Kutipan Teks:
━━━━━━━━

20.11.22

Wafatnya Asy-Syekh Abil Hasan Asy-Syadziliy R.A.

 Asy Syekh menjalankan dakwah dan mensyiarkan thoriqotnya di negeri Mesir itu sampai pada bulan syawal 656H/ 1258 M Pada awal bulan Dzul Qa'dah tahun itu juga, terbetik di hati asy Syekh untuk kembali menjalankan ibadah haji ke Baitulloh.  Keinginan itu begitu kuat mendorong hati beliau. Maka kemudian diserukanlah kepada seluruh keluarga beliau dan sebagian murid asy Syekh untuk turut menyertai beliau ketika itu asy Syekh juga memerintahkan agar rombongan bawa pula seperangkat alat untuk menggali. Memang suatu perintah yang dirasa agak aneh bagi para pengikut beliau. Pada saat ada seseorang yang menanyakan tentang hal itu, asy Syekh pun menjawab, “Ya, siapa tahu di antara kita ada yang meninggal ditengah perjalanan nanti.”

Pada hari yang sudah ditentukan, ' berangkatlah rombongan dalam jumlah besar itu meninggalkan negeri Mesir menuju kota Makkah al Mukarromah. Pada saat perjalanan sampai di gurun 'ldzaab, sebuah daerah di tepi pantai Laut Merah, tepatnya di desa Khumaitsaroh, yaitu antara Gana dan al Qoshir, asy Syekh memberi aba-aba agar rombongan menghentikan perjalanan untuk beristirahat. Setelah mereka semua berhenti, lalu didirikanlah tenda-tenda untuk tempat peristirahatan. Kemudian, setelah mereka sejenak melepas penatnya, lalu asy Syekh meminta agar mereka semua berkumpul di tenda asySyekh.

Setelah para keluarga dan murid beliau berkumpul, lalu asy Syekh memberikan beberapa wejangan dan wasiat-wasiat beliau kepada mereka. Di antara wasiat yang beliau sampaikan, asy Syekh mengatakan, “Wahai anak-anakku, perintahkan kepada putra-putramu agar mereka menghafalkan “HIZIB BAHRI”. Karena, ketahuilah bahwa di dalam hizib itu terkandung lsmulloohil a'dhorn, yaitu nama-nama Alloh Yang Maha Agung.”

━━━━━━━━

[Baris dari kumpulan data]

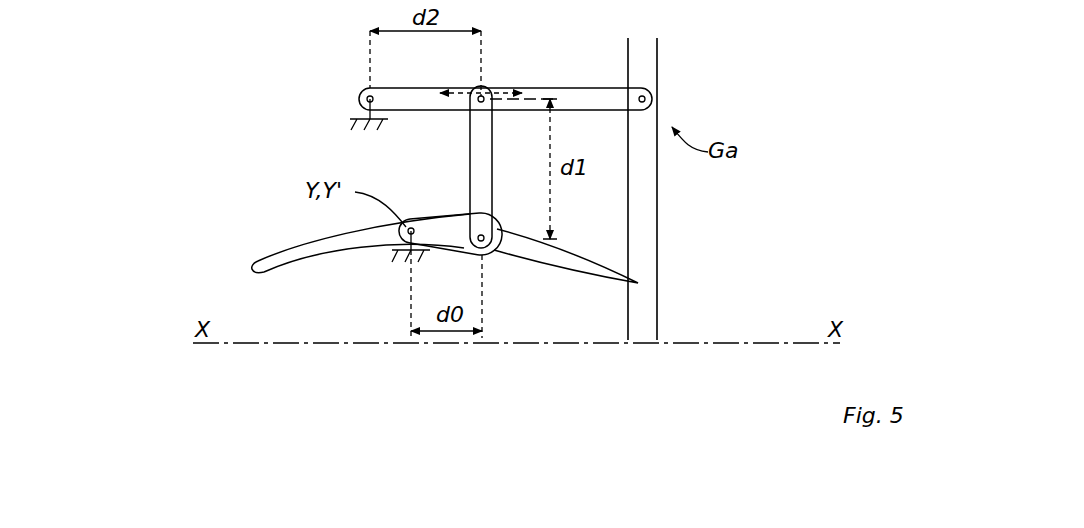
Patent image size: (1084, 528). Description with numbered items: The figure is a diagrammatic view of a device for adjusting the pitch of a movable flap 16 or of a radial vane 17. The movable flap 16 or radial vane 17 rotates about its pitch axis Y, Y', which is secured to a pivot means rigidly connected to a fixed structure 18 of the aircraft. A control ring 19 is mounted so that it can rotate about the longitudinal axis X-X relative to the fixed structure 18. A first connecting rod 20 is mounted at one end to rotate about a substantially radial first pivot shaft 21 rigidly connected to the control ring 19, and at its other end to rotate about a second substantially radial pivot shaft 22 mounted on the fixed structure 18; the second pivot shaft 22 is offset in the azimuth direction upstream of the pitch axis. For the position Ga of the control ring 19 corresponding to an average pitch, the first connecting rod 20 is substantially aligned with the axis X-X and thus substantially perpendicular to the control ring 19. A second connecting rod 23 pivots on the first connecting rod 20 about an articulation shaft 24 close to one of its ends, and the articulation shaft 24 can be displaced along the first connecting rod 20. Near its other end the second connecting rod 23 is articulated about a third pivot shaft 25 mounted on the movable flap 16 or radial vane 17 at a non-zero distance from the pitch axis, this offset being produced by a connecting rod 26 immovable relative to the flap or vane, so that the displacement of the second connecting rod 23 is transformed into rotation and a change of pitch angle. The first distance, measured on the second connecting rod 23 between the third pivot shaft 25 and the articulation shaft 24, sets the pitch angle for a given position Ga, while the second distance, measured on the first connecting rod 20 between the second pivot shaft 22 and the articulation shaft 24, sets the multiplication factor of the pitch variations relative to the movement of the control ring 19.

The movable flap 16 is at (290, 245).
The radial vane 17 is at (404, 248).
The fixed structure 18 is at (352, 123).
The control ring 19 is at (640, 226).
The first connecting rod 20 is at (592, 100).
The first pivot shaft 21 is at (655, 99).
The second pivot shaft 22 is at (360, 99).
The second connecting rod 23 is at (470, 180).
The articulation shaft 24 is at (482, 97).
The third pivot shaft 25 is at (490, 253).
The connecting rod 26 is at (462, 252).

━━━━━━━━

Tugas:
1) Terjemahkan ke dalam bahasa Inggris kalimat "Memang suatu perintah yang dirasa agak aneh bagi para pengikut beliau." dari kisah wafatnya Asy-Syekh Abil Hasan Asy-Syadziliy.
2) Lanjutkan kisah wafatnya Asy-Syekh Abil Hasan Asy-Syadziliy mulai dari kalimat terakhir yang tertulis.
Entri-entri ini tidak ada hubungannya dengan kutipan teks.

Jawaban Tugas:
1) It was indeed an order that felt somewhat strange to his followers.

2)
Kemudian, setelah asy Syekh menyampaikan pesan pesan beliau itu, lalu asy Syekh bersama dengan murid terkemuka beliau, asy Syekh Abul Abbas al Marsi, meninggalkan mereka ke suatu tempat yang tidak jauh dari tenda-tenda itu. Tapl dalam waktu yang tidak terlalu lama, sepasang insan mulia itu sudah kembali masuk ke tenda semula, di mana pada waktu itu seluruh keluarga dan para murid beliau masih menunggunya. Setelah asy Syekh kembali duduk bersama mereka lagi, kemudian beliau berkata, “Wahai putera-puteraku dan sahabatsahabatku, apabila sewaktu-waktu aku meninggalkan kalian nanti, maka hendaklah kalian memilih Abul Abbas al Marsi sebagai penggantiku. Karena, ketahuilah bahwa dengan kehendak dan ridho Alloh SWT, telah aku tetapkan dia untuk menjadi khalifah yang menggantikan aku setelah aku tiada nanti. Dia adalah penghuni maqom yang tertinggi di antara kalian, dan dia merupakan pintu gerbang bagi siapa saja yang menuju kepada Alloh SWT.”

Pada waktu antara maghrib dan 'isya, beliau tiba-tiba berkehendak untuk mengerjakan wudhu. Kemudian beliau memanggil asy Syekh Abu Abdullah Muhammad Syarafuddin, rodliyallohu 'anh, salah satu putera beliau, “Hai Muhammad, tempat itu (asy Syekh menunj uk ke sebuah timba) agar engkau isi dengan air sumur itu.” Di luar tenda memang terdapat sebuah sumur yang biasa diambil airnya oleh para kafilah yang melintas di daerah itu. Air sumur itu rasanya asin karena tempatnya memang tidak tidak terlalu jauh dari tepi laut atau pantai.

Mengetahui air sumur itu asin, maka putra beliau itu pun memberanikan diri untuk matur dengan mengatakan, “Wahai guru, air sumur itu asin, sedangkan yang hamba bawa ini air tawar.” Syekh Syarafuddin menawarkan kepada beliau air tawar yang sudah disiapkan dan memang sengaja dibawa sebagai bekal di perjalanan.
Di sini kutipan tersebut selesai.